[Stored dataset items]
▶
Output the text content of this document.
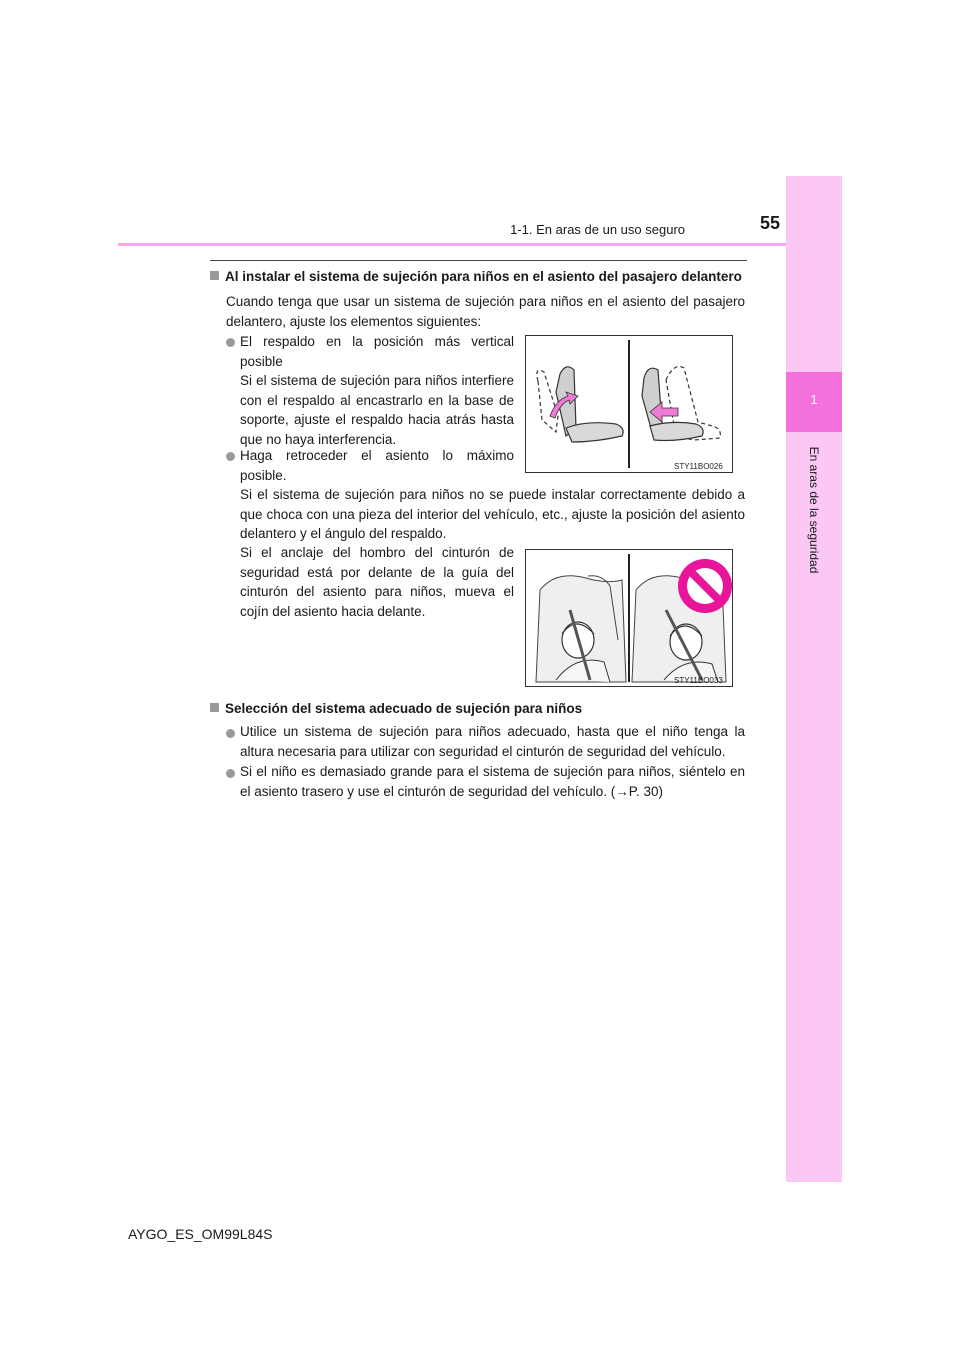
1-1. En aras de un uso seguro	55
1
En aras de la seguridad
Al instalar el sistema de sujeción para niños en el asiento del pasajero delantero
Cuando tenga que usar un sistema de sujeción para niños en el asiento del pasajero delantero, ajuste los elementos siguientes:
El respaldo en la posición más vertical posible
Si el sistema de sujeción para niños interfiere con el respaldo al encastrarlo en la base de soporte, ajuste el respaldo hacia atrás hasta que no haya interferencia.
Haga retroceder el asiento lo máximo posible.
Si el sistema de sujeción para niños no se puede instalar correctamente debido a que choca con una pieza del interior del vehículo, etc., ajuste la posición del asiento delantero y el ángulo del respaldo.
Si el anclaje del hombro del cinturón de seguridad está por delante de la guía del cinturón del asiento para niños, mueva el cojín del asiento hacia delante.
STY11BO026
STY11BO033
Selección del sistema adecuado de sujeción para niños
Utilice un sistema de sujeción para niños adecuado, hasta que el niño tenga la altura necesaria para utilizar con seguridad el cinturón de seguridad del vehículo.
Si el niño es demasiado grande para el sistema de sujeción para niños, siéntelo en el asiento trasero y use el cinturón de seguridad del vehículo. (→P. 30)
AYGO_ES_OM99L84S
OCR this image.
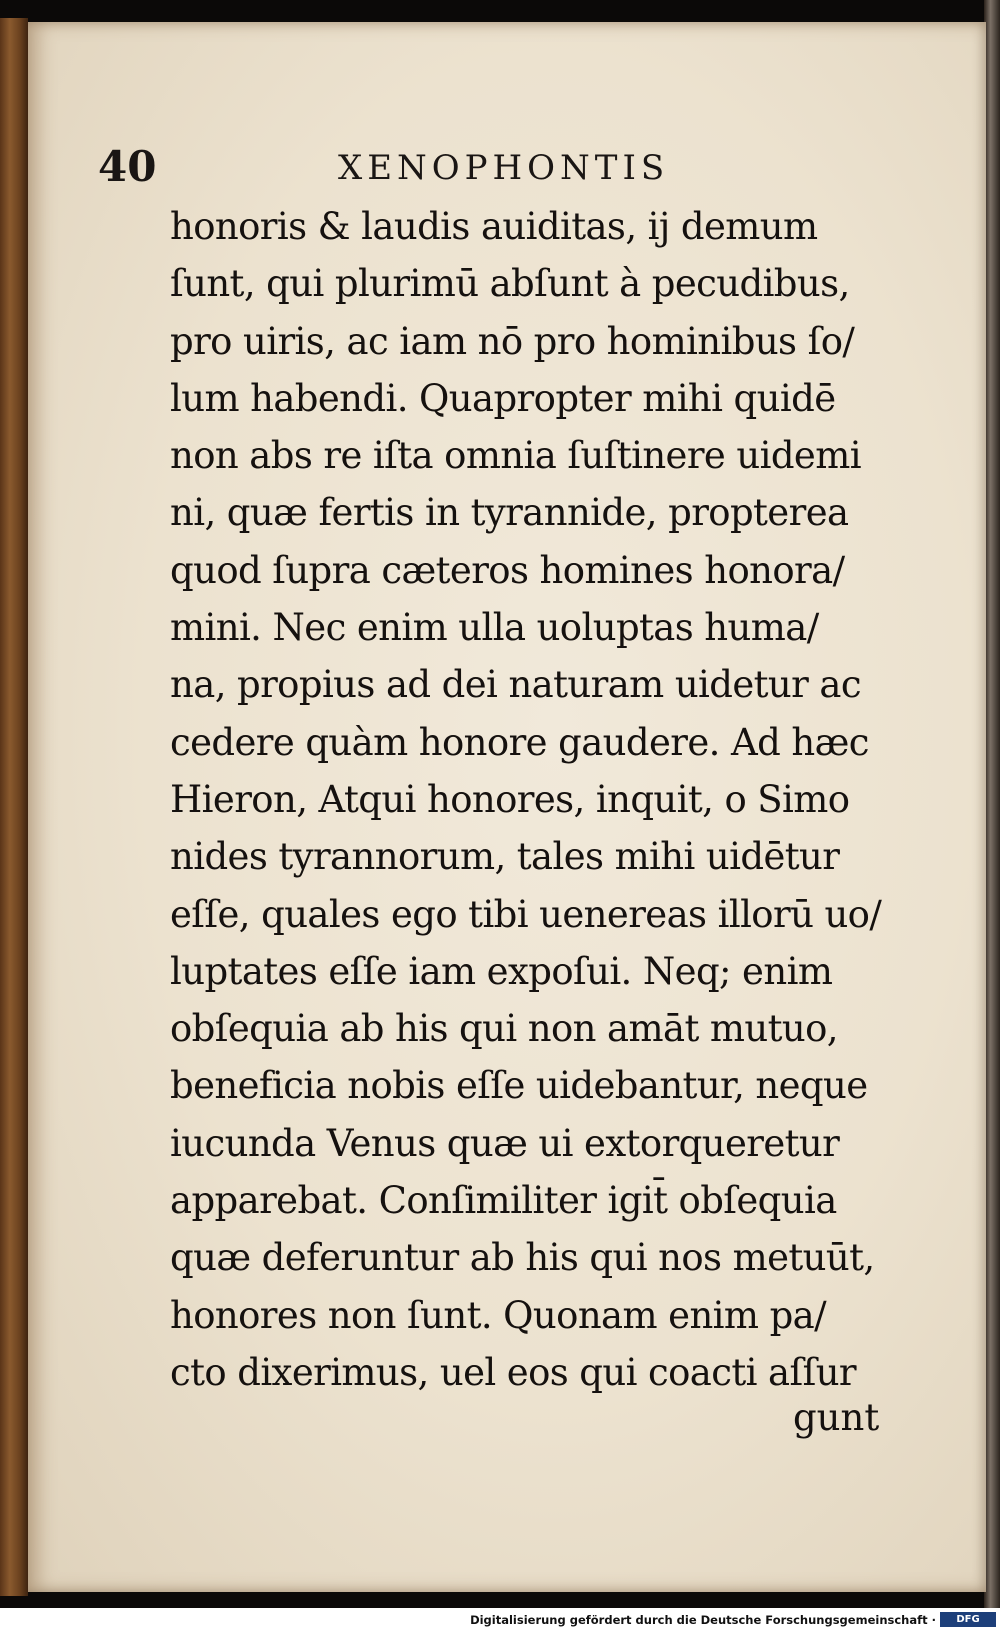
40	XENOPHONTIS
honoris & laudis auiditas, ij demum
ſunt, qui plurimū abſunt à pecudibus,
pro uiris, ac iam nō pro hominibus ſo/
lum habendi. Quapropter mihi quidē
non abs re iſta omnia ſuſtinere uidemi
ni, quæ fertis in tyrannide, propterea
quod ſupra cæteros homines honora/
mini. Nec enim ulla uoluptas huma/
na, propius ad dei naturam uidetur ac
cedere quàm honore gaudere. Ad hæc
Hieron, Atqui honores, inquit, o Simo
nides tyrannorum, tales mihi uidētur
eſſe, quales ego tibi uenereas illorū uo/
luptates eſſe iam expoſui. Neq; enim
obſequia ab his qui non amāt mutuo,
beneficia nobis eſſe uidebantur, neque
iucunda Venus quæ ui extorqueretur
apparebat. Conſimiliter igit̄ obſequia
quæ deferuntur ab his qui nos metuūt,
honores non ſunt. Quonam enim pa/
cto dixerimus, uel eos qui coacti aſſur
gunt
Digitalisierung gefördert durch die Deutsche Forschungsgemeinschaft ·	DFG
◀
◆ **The task**
Every line of the data should be copied as it stands, without the images.

◆ **Task result**
Output the text content of this document.
1-1. En aras de un uso seguro	55
1
En aras de la seguridad
Al instalar el sistema de sujeción para niños en el asiento del pasajero delantero
Cuando tenga que usar un sistema de sujeción para niños en el asiento del pasajero delantero, ajuste los elementos siguientes:
El respaldo en la posición más vertical posible
Si el sistema de sujeción para niños interfiere con el respaldo al encastrarlo en la base de soporte, ajuste el respaldo hacia atrás hasta que no haya interferencia.
Haga retroceder el asiento lo máximo posible.
Si el sistema de sujeción para niños no se puede instalar correctamente debido a que choca con una pieza del interior del vehículo, etc., ajuste la posición del asiento delantero y el ángulo del respaldo.
Si el anclaje del hombro del cinturón de seguridad está por delante de la guía del cinturón del asiento para niños, mueva el cojín del asiento hacia delante.
STY11BO026
STY11BO033
Selección del sistema adecuado de sujeción para niños
Utilice un sistema de sujeción para niños adecuado, hasta que el niño tenga la altura necesaria para utilizar con seguridad el cinturón de seguridad del vehículo.
Si el niño es demasiado grande para el sistema de sujeción para niños, siéntelo en el asiento trasero y use el cinturón de seguridad del vehículo. (→P. 30)
AYGO_ES_OM99L84S
OCR this image.
40	XENOPHONTIS
honoris & laudis auiditas, ij demum
ſunt, qui plurimū abſunt à pecudibus,
pro uiris, ac iam nō pro hominibus ſo/
lum habendi. Quapropter mihi quidē
non abs re iſta omnia ſuſtinere uidemi
ni, quæ fertis in tyrannide, propterea
quod ſupra cæteros homines honora/
mini. Nec enim ulla uoluptas huma/
na, propius ad dei naturam uidetur ac
cedere quàm honore gaudere. Ad hæc
Hieron, Atqui honores, inquit, o Simo
nides tyrannorum, tales mihi uidētur
eſſe, quales ego tibi uenereas illorū uo/
luptates eſſe iam expoſui. Neq; enim
obſequia ab his qui non amāt mutuo,
beneficia nobis eſſe uidebantur, neque
iucunda Venus quæ ui extorqueretur
apparebat. Conſimiliter igit̄ obſequia
quæ deferuntur ab his qui nos metuūt,
honores non ſunt. Quonam enim pa/
cto dixerimus, uel eos qui coacti aſſur
gunt
Digitalisierung gefördert durch die Deutsche Forschungsgemeinschaft ·	DFG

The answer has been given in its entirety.